**Written request**
What is the number of lines that include the word "JSON"? Provide only that figure.

** BEGIN Data supplied **

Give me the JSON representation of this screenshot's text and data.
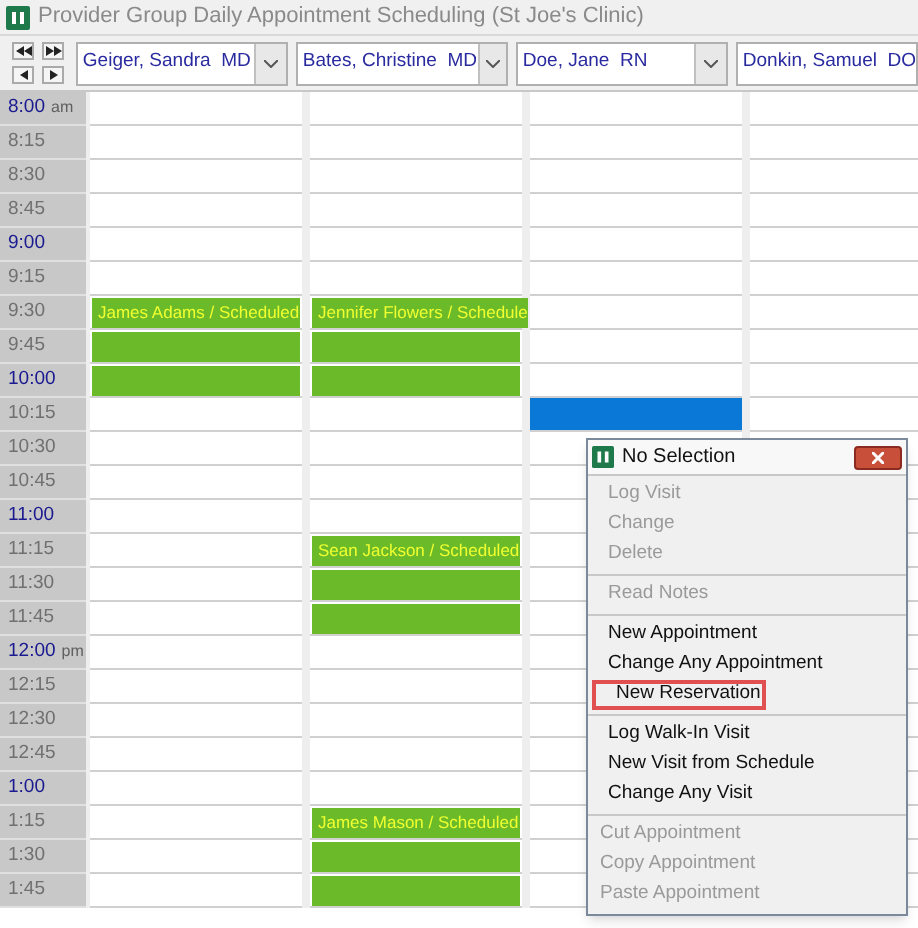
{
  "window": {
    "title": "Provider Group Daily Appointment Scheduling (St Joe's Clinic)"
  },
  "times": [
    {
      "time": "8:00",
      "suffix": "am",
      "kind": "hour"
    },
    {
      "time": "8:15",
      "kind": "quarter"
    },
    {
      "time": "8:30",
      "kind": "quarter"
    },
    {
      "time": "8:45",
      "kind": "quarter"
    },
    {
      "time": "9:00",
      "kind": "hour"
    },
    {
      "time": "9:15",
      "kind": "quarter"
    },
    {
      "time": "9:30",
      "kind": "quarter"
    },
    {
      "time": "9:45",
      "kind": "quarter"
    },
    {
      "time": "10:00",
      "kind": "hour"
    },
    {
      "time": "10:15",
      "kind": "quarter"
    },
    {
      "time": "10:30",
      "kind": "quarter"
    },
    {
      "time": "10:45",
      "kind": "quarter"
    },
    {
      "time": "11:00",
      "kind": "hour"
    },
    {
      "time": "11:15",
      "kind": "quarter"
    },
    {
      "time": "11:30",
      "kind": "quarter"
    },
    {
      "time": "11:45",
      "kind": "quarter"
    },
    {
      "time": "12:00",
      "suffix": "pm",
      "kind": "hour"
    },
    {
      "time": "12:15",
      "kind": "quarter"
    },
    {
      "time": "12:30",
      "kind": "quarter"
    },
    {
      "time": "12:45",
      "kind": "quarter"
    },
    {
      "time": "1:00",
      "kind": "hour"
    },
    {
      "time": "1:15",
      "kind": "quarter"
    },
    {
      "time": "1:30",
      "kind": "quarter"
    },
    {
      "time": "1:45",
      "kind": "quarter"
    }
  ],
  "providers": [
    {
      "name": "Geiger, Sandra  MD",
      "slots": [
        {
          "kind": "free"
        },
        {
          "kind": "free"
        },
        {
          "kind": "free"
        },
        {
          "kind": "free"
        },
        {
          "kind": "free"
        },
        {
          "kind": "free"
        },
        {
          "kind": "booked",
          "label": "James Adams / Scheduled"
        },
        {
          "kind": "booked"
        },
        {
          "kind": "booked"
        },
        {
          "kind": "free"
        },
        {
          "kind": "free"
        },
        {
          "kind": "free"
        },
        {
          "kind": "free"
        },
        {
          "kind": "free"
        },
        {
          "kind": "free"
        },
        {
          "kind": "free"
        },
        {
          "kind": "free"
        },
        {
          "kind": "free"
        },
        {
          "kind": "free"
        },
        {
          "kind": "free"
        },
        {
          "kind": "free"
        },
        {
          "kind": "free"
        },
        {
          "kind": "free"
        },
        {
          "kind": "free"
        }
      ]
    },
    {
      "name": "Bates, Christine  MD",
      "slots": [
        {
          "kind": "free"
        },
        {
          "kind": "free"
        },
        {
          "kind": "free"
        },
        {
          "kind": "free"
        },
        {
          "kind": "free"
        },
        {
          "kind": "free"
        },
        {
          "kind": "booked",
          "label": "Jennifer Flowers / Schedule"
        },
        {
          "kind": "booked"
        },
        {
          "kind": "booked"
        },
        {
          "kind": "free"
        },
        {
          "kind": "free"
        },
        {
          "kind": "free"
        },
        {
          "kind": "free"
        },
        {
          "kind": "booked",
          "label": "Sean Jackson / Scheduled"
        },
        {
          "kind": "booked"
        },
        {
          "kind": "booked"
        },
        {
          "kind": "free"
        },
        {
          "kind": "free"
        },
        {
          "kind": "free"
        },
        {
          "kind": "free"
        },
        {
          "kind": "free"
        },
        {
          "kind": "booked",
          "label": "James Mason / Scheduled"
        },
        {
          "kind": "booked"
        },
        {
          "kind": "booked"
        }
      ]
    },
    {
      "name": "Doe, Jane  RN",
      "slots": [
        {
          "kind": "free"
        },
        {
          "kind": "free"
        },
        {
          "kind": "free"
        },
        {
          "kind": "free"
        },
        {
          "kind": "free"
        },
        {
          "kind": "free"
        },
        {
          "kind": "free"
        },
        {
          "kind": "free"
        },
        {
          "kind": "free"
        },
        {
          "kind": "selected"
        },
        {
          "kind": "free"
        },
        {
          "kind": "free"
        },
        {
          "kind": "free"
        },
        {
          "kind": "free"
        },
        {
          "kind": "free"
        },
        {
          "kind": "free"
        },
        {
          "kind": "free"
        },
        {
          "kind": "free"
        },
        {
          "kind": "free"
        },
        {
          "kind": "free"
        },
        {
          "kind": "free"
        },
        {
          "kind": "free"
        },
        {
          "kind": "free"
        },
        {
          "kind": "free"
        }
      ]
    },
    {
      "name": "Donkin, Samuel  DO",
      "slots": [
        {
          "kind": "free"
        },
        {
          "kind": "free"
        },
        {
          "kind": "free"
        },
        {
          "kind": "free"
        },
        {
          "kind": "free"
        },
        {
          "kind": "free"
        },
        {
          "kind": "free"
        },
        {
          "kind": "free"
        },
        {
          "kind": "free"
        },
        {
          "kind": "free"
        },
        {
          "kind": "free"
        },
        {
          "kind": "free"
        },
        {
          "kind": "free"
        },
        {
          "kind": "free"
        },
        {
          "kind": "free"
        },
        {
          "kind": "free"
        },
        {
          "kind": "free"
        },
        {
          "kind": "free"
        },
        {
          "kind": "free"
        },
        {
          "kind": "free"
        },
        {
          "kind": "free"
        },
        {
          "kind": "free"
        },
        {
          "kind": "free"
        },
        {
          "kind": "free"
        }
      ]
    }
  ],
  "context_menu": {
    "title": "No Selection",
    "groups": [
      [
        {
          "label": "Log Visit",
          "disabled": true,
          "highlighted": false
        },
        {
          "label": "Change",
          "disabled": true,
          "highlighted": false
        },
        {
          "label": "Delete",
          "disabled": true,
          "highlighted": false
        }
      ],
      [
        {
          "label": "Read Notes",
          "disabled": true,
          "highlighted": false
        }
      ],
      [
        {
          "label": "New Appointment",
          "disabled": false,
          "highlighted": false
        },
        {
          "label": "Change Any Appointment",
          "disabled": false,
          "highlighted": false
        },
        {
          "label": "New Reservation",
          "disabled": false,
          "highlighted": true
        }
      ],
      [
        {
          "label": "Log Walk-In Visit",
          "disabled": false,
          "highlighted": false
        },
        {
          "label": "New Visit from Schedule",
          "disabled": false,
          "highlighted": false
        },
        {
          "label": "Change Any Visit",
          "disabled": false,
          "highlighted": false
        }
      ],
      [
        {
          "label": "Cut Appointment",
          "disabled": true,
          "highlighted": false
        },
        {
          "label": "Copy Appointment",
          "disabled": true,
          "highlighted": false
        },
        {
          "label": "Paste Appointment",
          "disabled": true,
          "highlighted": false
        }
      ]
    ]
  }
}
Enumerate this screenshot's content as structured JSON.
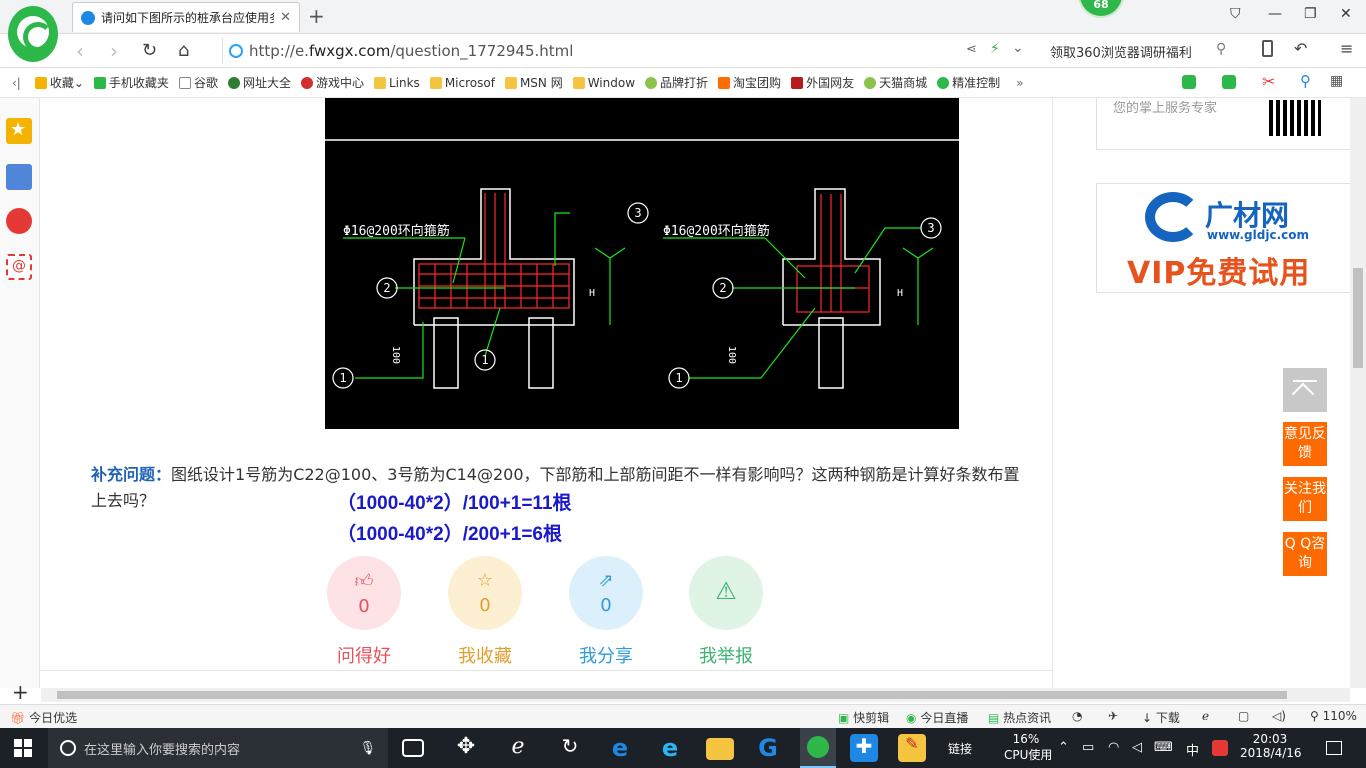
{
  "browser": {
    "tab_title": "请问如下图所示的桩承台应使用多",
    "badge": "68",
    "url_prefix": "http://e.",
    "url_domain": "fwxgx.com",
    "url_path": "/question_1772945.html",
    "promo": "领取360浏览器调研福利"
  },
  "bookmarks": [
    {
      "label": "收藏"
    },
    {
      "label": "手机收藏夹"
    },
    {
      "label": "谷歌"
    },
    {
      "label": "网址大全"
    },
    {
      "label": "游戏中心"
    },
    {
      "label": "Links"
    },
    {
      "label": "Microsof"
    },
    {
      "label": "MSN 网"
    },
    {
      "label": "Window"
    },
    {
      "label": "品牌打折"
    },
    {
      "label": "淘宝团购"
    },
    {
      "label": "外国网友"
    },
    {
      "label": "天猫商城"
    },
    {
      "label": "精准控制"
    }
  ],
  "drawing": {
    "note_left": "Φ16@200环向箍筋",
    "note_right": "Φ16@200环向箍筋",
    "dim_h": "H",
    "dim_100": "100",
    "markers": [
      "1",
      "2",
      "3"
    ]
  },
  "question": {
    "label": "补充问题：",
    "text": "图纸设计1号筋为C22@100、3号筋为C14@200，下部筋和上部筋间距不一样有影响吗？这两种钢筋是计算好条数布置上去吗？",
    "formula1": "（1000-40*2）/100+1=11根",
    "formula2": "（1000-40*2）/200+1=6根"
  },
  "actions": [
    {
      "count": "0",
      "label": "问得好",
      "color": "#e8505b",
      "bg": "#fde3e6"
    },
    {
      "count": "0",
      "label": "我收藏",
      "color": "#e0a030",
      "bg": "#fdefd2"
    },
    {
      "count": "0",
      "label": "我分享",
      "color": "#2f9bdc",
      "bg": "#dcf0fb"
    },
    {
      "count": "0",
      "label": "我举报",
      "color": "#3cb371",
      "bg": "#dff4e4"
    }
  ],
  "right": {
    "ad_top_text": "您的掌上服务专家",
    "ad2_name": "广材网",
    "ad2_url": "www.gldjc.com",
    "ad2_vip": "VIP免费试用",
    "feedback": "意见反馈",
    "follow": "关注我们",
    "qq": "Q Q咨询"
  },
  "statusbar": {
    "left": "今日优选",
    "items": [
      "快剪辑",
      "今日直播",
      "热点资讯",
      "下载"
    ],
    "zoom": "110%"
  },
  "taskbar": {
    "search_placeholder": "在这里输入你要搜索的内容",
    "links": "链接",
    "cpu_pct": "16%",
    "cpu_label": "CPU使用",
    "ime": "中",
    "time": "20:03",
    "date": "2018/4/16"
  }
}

** END Data supplied **

**Task response**
2